TASK DESCRIPTION:
Which lines hold the word "title"? Copy each of them from the material.

[Start RECORDS FOR PROCESSING]

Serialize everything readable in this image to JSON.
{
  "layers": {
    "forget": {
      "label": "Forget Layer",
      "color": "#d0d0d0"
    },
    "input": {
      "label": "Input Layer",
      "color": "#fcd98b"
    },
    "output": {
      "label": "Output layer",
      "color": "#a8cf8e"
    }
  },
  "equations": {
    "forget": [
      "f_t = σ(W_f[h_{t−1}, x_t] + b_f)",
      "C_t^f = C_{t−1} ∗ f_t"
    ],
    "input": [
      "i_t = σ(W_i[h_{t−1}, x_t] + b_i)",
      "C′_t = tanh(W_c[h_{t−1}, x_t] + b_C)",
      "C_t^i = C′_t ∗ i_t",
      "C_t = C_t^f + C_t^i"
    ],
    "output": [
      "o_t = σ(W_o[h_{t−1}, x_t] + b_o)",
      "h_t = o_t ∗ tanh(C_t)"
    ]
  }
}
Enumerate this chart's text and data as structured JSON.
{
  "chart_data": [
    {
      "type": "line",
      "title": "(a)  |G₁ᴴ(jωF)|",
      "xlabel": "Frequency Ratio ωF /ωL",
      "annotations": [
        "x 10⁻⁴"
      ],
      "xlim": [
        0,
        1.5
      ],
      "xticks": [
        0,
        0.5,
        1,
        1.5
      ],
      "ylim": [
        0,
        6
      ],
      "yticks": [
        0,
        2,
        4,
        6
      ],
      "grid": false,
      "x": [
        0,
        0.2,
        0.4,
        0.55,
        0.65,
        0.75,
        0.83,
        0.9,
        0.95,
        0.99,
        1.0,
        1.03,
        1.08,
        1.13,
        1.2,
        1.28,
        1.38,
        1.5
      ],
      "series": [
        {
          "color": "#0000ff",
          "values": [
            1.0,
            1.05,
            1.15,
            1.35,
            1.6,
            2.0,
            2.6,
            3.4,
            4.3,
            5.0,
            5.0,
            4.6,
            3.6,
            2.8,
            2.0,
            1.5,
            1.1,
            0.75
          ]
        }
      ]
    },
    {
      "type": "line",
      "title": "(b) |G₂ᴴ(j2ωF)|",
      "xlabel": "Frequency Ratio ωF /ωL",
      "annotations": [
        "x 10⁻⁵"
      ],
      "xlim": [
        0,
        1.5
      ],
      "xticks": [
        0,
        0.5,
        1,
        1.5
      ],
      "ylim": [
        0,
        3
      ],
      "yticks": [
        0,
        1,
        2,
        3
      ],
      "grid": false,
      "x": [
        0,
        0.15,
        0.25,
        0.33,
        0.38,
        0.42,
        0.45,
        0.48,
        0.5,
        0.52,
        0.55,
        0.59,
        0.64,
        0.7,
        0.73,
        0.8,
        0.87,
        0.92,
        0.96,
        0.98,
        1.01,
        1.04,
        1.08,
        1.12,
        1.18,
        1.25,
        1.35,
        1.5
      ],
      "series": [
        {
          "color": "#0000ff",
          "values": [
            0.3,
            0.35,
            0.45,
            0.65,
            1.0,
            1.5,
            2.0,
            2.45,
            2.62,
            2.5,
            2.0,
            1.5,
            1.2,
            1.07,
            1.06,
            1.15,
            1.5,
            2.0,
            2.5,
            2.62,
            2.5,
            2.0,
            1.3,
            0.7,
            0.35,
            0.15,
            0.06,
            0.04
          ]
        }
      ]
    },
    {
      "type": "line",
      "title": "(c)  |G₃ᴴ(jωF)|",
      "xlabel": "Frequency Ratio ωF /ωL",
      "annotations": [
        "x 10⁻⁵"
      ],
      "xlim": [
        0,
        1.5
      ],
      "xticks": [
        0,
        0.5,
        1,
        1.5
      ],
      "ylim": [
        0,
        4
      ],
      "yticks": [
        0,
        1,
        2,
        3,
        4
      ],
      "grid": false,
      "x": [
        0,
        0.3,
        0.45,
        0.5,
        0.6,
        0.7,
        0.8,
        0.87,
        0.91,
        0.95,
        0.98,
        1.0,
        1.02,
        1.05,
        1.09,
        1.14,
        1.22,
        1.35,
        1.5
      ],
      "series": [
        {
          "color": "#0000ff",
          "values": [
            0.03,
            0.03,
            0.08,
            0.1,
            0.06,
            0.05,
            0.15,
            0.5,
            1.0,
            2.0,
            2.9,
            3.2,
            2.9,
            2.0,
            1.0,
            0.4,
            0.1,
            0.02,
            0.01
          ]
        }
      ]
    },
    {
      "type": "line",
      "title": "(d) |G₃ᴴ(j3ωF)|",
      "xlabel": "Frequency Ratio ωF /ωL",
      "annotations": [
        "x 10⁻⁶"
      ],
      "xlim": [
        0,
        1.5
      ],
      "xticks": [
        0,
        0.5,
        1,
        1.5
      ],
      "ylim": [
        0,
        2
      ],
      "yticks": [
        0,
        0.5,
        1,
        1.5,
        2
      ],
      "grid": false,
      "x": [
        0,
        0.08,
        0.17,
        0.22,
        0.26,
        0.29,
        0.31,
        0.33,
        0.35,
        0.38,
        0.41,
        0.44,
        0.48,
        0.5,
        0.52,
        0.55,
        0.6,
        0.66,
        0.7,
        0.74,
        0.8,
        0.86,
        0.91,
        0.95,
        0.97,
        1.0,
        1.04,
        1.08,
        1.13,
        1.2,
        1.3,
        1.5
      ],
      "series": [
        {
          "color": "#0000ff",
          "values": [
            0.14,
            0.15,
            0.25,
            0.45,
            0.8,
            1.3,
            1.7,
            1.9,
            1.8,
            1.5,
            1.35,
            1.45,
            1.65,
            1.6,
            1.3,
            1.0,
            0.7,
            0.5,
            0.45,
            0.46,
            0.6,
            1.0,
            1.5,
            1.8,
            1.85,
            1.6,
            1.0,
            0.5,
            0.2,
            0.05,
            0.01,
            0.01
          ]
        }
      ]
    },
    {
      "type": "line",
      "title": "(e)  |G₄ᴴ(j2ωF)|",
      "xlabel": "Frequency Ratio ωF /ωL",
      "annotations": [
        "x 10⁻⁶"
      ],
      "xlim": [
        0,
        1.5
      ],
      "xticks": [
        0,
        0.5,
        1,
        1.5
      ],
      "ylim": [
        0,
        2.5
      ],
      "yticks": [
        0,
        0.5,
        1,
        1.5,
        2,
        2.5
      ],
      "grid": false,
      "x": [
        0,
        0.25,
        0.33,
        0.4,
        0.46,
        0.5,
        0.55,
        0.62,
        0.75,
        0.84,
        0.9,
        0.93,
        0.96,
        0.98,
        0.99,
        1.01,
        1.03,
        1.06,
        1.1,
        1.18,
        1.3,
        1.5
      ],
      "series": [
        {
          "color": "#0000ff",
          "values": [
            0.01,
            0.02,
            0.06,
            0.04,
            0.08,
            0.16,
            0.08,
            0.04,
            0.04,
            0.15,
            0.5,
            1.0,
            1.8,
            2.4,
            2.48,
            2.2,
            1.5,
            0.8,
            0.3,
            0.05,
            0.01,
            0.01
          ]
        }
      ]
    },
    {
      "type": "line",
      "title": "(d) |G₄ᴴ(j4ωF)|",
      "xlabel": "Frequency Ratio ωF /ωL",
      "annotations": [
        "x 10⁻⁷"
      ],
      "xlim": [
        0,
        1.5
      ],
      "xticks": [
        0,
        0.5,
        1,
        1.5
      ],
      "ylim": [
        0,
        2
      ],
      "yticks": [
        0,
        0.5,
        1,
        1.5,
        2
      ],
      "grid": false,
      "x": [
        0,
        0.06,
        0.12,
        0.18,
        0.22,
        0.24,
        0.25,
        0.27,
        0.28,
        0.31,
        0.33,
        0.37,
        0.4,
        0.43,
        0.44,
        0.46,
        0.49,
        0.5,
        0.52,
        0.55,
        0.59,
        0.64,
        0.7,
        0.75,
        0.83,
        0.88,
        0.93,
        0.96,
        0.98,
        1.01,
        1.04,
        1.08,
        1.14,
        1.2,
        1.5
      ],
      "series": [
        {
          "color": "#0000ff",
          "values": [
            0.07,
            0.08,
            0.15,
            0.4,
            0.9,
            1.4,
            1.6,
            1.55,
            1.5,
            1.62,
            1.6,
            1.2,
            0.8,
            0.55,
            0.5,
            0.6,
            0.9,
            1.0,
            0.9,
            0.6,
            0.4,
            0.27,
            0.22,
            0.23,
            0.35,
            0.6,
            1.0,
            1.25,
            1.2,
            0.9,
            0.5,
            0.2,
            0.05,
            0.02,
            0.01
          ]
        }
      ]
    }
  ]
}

[End RECORDS FOR PROCESSING]

TASK RESPONSE:
      "title": "(a)  |G₁ᴴ(jωF)|",
      "title": "(b) |G₂ᴴ(j2ωF)|",
      "title": "(c)  |G₃ᴴ(jωF)|",
      "title": "(d) |G₃ᴴ(j3ωF)|",
      "title": "(e)  |G₄ᴴ(j2ωF)|",
      "title": "(d) |G₄ᴴ(j4ωF)|",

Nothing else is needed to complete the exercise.